**GIVEN TASK**
Wherever a line in the data below holds "Address", copy that line.

BEGIN DATA SUPPLIED

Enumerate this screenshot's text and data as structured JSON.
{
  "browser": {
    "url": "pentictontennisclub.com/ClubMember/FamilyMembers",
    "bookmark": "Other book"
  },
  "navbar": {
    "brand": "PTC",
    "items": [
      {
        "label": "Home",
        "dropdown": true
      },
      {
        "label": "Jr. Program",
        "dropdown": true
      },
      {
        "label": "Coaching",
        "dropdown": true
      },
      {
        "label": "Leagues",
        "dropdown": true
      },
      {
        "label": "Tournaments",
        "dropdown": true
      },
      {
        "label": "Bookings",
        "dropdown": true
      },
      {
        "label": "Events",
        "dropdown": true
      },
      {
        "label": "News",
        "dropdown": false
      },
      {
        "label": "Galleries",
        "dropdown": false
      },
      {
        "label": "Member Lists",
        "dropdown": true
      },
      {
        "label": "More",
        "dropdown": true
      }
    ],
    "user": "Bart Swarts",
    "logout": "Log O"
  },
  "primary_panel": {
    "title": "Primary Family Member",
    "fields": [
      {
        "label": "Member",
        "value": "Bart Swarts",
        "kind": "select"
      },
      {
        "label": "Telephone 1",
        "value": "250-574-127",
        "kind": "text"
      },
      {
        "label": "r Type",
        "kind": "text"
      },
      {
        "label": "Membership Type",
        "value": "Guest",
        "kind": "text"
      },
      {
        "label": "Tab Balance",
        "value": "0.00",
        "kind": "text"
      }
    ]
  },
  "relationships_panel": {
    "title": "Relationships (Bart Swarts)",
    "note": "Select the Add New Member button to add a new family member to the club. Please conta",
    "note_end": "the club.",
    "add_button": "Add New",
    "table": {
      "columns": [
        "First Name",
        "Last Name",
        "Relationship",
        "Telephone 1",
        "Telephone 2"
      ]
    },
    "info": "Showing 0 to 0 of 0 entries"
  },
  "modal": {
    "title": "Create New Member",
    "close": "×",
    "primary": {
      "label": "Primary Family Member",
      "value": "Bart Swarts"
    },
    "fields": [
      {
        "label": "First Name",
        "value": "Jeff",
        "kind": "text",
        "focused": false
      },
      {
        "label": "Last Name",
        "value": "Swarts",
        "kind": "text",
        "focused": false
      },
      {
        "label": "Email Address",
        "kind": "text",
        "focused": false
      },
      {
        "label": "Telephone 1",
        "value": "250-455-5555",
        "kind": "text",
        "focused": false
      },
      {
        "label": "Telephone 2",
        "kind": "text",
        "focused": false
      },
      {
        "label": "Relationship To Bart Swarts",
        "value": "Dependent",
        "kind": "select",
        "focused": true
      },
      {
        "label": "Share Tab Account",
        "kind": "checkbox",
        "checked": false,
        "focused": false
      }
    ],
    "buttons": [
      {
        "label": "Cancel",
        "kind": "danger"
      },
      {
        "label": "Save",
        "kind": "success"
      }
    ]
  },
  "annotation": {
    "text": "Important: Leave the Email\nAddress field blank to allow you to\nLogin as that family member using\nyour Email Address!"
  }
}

END DATA SUPPLIED

**OUTPUT BELOW**
        "label": "Email Address",
    "text": "Important: Leave the Email\nAddress field blank to allow you to\nLogin as that family member using\nyour Email Address!"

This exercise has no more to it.